■ To be done ■
Copy whichever lines contain the string "labels".

(Dataset records)
==============================

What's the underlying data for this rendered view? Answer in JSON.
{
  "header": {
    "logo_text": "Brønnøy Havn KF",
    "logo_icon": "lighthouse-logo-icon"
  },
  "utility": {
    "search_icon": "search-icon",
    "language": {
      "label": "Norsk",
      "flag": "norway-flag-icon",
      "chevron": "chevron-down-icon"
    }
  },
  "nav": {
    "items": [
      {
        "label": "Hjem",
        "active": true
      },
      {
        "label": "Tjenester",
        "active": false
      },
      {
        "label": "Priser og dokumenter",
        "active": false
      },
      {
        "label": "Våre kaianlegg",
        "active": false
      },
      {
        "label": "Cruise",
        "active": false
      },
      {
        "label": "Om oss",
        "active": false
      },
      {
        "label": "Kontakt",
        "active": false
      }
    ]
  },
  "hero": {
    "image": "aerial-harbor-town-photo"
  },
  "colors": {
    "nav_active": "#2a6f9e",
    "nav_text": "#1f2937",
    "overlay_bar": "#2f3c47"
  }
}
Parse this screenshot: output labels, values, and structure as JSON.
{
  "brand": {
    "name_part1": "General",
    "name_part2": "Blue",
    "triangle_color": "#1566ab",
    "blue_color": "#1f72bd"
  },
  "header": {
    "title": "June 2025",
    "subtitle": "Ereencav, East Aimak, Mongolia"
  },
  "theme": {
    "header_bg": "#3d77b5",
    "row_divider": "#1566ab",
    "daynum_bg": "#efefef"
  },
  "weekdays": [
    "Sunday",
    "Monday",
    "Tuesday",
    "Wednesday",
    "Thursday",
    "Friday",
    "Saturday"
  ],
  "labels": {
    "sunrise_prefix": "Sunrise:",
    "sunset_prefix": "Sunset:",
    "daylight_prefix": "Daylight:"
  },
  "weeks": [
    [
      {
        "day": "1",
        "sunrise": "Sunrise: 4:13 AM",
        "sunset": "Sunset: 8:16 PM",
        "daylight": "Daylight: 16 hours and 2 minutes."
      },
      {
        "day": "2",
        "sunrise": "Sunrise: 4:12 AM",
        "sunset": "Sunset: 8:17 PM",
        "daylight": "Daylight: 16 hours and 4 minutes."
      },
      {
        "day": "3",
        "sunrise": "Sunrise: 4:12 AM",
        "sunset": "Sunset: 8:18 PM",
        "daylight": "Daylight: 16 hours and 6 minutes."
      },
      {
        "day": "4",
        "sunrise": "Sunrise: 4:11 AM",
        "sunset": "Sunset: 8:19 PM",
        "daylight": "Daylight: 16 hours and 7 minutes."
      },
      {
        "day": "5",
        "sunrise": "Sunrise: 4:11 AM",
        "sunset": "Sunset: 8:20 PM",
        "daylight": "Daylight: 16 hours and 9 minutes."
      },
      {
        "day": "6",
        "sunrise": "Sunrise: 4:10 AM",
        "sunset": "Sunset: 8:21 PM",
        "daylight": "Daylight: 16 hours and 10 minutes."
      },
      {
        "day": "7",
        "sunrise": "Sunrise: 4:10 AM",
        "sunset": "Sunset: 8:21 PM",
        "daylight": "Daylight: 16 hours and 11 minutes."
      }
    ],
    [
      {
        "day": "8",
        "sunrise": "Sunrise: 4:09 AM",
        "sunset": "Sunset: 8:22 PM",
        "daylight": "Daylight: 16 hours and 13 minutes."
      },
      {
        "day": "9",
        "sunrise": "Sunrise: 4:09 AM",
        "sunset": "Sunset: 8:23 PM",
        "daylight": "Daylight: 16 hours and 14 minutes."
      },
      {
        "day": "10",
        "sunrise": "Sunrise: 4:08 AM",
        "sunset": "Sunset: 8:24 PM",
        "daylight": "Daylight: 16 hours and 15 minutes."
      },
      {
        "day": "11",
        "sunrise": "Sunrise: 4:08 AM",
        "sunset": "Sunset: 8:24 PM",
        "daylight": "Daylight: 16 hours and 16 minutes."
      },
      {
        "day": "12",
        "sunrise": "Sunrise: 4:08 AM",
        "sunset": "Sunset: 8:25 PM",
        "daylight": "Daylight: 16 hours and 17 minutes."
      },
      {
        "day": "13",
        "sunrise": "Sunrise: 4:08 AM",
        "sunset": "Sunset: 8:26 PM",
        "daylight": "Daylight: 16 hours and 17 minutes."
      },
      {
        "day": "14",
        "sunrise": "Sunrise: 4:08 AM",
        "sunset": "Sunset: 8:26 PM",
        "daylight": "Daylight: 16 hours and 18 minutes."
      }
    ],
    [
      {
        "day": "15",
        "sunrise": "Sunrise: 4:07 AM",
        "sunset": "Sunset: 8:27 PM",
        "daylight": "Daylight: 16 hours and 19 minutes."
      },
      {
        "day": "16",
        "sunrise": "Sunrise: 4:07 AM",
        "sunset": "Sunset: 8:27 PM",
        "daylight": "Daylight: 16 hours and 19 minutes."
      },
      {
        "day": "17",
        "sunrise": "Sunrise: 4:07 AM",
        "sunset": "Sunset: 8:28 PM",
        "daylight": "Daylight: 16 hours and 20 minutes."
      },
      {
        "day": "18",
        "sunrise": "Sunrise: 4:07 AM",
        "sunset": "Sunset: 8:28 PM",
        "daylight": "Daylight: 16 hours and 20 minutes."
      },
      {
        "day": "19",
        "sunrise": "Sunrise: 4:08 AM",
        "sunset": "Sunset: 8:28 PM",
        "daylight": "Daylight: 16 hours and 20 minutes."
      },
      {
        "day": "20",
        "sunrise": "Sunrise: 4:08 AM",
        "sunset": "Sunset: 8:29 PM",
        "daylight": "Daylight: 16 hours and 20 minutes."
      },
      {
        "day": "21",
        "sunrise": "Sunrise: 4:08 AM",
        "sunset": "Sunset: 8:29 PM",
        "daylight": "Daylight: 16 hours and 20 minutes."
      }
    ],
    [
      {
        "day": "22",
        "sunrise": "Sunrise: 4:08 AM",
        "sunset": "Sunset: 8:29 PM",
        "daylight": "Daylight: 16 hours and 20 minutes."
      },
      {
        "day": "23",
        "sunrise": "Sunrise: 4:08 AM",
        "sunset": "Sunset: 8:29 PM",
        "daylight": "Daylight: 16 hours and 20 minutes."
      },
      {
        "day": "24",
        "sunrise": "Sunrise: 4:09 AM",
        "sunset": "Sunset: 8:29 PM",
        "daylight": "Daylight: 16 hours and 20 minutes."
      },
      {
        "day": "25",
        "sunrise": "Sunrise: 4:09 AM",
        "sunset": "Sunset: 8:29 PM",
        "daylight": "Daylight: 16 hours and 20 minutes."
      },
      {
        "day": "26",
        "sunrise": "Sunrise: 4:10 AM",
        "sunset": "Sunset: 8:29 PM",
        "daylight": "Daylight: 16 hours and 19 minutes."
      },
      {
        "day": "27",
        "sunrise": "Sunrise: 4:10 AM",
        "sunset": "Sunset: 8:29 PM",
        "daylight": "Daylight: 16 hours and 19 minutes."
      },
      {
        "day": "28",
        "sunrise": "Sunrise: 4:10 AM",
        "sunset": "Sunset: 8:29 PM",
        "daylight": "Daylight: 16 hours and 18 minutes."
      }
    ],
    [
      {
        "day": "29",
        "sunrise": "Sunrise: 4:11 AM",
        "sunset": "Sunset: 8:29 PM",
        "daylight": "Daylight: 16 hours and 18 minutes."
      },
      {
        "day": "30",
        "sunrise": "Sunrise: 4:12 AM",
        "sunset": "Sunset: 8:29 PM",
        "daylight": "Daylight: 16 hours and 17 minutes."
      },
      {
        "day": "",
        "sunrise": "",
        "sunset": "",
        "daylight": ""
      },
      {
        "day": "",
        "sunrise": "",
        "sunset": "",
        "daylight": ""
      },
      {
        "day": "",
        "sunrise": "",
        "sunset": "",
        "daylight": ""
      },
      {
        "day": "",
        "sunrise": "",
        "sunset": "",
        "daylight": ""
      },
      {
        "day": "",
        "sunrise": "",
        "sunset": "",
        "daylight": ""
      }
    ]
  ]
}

==============================

■ Exercise solution ■
Parse this screenshot: output labels, values, and structure as JSON.
  "labels": {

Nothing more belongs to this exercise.